● PROBLEM TO SOLVE
Reproduce each line that includes the word "peaks".

>> begin

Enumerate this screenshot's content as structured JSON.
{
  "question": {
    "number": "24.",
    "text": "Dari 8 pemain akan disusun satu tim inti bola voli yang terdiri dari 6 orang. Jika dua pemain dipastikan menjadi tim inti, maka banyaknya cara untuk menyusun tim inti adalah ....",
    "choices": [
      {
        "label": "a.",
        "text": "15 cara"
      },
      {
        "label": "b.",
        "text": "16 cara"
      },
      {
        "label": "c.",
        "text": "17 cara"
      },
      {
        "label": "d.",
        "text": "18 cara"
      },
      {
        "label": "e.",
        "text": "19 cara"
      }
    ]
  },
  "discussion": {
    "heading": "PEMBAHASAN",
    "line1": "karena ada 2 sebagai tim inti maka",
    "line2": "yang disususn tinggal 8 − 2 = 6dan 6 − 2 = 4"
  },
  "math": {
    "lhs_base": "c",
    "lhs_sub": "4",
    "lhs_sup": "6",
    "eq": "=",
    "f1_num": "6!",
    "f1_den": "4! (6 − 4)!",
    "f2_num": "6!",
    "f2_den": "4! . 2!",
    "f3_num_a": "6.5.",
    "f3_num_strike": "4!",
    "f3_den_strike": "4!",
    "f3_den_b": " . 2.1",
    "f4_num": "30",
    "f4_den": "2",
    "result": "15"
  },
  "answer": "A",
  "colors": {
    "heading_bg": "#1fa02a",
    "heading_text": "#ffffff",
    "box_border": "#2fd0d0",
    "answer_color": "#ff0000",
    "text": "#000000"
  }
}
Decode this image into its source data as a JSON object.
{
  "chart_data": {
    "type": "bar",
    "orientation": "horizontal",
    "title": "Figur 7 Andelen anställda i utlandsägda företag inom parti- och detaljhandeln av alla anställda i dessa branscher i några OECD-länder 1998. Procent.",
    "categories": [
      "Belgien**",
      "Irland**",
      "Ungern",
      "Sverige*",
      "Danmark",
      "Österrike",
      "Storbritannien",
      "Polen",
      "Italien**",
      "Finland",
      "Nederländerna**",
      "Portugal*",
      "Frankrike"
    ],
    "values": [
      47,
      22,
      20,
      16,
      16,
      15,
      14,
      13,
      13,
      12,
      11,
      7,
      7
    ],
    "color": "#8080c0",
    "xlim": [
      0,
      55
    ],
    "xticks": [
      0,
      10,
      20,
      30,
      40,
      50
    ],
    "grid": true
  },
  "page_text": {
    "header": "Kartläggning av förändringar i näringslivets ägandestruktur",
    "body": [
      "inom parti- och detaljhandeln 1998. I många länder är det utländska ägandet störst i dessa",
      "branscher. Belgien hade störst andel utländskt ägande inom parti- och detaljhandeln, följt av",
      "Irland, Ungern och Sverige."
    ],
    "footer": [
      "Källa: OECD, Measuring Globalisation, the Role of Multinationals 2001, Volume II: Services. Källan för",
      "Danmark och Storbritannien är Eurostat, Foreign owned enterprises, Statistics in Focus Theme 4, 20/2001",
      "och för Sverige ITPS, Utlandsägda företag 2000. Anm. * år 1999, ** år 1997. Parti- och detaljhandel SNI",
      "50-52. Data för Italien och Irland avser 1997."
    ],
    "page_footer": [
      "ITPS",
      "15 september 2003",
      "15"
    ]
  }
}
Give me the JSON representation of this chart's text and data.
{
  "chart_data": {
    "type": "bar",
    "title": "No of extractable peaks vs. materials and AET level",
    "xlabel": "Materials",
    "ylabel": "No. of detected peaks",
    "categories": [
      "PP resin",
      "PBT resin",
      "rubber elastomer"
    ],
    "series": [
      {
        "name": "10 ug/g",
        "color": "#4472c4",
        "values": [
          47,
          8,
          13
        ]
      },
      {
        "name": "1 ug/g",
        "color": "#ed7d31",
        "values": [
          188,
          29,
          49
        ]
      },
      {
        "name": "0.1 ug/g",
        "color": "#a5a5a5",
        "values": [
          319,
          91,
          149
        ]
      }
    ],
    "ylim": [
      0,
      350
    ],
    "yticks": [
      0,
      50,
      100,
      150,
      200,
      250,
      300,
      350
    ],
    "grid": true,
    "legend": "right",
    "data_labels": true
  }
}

>> end

● SOLUTION BELOW
    "title": "No of extractable peaks vs. materials and AET level",
    "ylabel": "No. of detected peaks",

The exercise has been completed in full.